** start Data lines **

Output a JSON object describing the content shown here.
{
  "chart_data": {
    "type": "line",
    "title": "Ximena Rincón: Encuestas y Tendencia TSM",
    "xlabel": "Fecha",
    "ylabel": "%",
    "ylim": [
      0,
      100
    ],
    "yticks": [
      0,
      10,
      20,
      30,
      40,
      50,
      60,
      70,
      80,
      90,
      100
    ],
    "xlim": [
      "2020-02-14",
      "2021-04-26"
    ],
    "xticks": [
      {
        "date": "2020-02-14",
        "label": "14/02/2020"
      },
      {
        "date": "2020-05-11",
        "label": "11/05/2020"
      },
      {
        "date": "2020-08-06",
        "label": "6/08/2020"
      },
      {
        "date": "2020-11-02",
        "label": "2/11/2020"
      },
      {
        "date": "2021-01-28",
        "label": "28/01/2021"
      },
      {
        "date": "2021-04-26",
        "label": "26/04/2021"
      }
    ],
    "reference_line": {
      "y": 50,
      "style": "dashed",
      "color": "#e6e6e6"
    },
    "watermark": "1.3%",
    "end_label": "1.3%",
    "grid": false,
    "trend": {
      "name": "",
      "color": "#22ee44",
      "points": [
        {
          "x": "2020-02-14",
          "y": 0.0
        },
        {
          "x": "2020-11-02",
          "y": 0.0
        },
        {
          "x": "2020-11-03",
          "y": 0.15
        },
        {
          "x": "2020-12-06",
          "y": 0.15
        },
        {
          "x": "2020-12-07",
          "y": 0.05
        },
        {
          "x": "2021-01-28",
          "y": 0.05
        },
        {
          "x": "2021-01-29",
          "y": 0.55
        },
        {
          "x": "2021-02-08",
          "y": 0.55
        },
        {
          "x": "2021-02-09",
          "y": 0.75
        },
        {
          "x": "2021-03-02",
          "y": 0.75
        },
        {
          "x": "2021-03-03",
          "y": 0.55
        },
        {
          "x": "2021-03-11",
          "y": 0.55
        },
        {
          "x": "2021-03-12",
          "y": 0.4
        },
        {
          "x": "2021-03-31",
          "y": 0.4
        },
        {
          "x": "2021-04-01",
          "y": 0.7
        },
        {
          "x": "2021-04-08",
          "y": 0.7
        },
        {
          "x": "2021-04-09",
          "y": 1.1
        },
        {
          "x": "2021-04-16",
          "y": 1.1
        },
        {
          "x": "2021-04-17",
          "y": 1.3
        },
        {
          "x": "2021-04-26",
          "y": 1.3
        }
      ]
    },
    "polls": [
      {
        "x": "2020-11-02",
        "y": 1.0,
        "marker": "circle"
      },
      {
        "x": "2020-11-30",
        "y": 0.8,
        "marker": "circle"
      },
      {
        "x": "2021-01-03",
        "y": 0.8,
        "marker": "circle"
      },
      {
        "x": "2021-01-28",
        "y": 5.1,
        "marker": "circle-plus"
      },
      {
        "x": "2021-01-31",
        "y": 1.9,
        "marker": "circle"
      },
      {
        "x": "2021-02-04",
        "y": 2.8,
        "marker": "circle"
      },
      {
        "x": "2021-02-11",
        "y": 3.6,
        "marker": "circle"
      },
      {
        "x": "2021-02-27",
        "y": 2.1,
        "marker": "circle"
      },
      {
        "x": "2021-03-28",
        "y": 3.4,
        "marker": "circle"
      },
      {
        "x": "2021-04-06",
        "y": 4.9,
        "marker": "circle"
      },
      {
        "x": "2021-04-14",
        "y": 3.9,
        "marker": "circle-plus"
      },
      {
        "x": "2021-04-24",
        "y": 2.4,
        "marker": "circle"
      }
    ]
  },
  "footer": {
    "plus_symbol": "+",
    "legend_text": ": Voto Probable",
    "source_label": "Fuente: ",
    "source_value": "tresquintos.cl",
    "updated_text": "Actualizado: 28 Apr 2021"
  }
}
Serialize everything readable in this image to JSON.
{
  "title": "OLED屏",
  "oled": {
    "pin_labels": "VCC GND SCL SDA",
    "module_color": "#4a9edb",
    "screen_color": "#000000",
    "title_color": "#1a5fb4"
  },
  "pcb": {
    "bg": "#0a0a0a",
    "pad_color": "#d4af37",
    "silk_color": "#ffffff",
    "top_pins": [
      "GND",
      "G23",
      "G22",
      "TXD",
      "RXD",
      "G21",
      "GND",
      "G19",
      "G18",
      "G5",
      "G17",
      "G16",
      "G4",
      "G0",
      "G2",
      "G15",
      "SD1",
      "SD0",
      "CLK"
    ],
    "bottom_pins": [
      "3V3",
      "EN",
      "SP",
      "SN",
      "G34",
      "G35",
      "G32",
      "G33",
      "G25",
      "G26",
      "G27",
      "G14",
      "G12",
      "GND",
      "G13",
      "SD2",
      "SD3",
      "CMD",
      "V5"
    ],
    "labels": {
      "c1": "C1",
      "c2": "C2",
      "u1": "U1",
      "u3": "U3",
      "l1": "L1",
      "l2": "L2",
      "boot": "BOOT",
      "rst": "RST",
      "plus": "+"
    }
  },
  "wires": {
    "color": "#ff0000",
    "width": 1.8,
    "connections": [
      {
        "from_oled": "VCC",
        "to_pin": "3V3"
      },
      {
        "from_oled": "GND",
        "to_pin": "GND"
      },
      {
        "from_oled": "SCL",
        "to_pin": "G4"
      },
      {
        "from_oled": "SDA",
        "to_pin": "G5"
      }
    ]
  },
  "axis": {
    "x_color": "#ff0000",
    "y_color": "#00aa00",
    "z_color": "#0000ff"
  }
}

** end Data lines **

Your instructions: Copy every line of the records above that contains "JSON".

Answer:
Output a JSON object describing the content shown here.
Serialize everything readable in this image to JSON.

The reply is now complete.